§ **STORED RECORDS**:
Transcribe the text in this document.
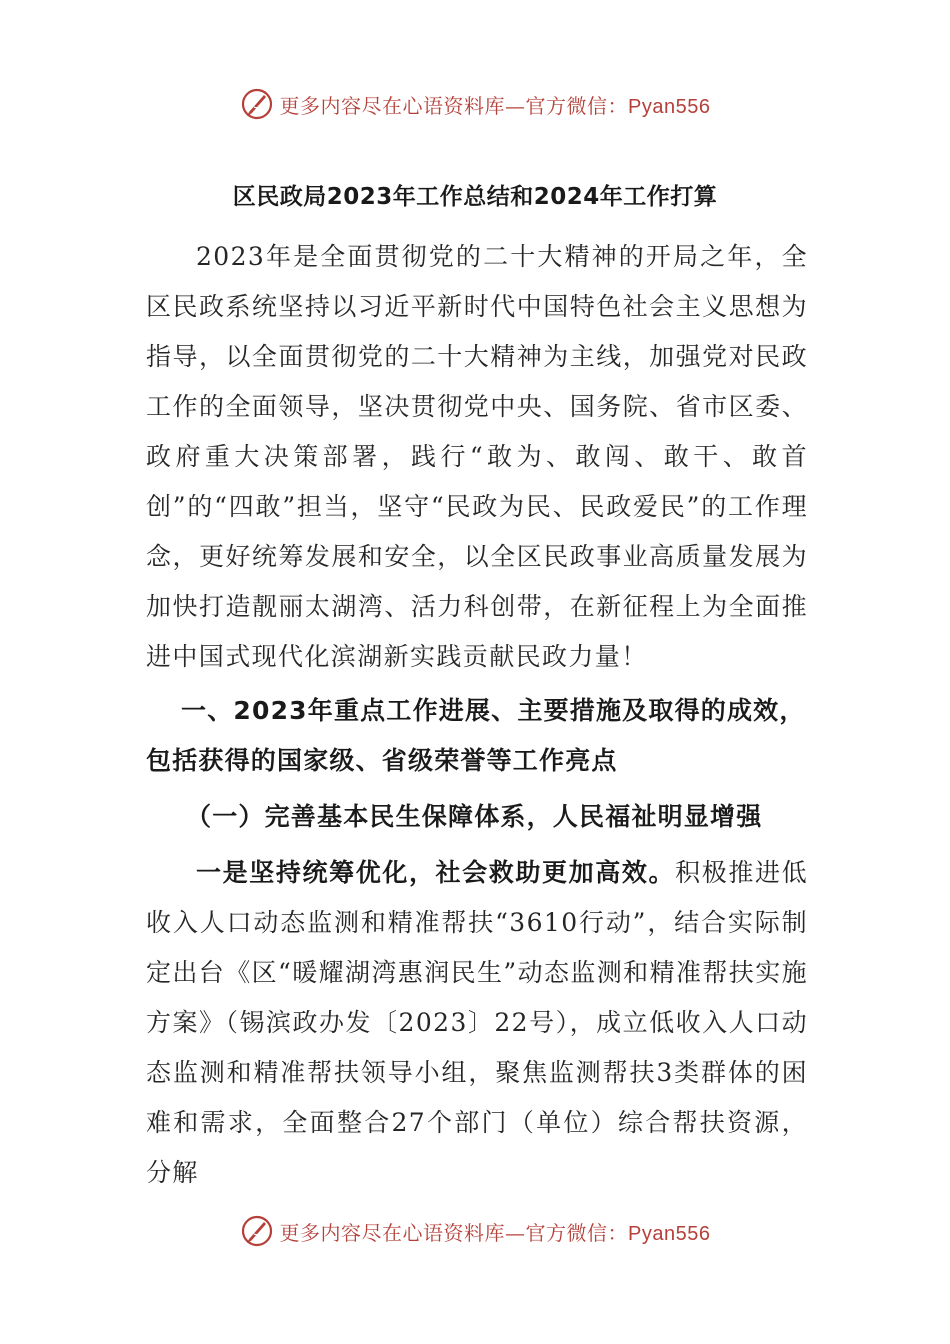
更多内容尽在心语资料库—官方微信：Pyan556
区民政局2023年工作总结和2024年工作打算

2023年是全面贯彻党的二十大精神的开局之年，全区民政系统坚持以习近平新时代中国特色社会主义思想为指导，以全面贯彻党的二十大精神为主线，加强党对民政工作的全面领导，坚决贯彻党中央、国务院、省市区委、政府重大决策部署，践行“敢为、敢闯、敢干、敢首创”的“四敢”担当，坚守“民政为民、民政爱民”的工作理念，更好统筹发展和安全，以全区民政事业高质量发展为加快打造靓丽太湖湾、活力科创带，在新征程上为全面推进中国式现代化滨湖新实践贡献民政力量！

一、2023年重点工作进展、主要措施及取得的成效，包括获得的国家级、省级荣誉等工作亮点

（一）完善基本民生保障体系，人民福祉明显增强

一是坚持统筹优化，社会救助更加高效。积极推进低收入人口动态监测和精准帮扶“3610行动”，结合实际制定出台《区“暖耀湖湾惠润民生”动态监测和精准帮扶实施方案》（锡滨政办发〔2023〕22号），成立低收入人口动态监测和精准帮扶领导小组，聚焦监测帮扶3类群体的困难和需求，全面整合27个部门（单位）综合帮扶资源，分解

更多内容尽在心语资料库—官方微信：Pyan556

§ **TASK DIRECTIONS**:
Reproduce every line precisely as given, omitting all pictures.

§ **OUTPUT OF THE TASK**:
Transcribe the text in this document.
更多内容尽在心语资料库—官方微信：Pyan556
区民政局2023年工作总结和2024年工作打算

2023年是全面贯彻党的二十大精神的开局之年，全区民政系统坚持以习近平新时代中国特色社会主义思想为指导，以全面贯彻党的二十大精神为主线，加强党对民政工作的全面领导，坚决贯彻党中央、国务院、省市区委、政府重大决策部署，践行“敢为、敢闯、敢干、敢首创”的“四敢”担当，坚守“民政为民、民政爱民”的工作理念，更好统筹发展和安全，以全区民政事业高质量发展为加快打造靓丽太湖湾、活力科创带，在新征程上为全面推进中国式现代化滨湖新实践贡献民政力量！

一、2023年重点工作进展、主要措施及取得的成效，包括获得的国家级、省级荣誉等工作亮点

（一）完善基本民生保障体系，人民福祉明显增强

一是坚持统筹优化，社会救助更加高效。积极推进低收入人口动态监测和精准帮扶“3610行动”，结合实际制定出台《区“暖耀湖湾惠润民生”动态监测和精准帮扶实施方案》（锡滨政办发〔2023〕22号），成立低收入人口动态监测和精准帮扶领导小组，聚焦监测帮扶3类群体的困难和需求，全面整合27个部门（单位）综合帮扶资源，分解

更多内容尽在心语资料库—官方微信：Pyan556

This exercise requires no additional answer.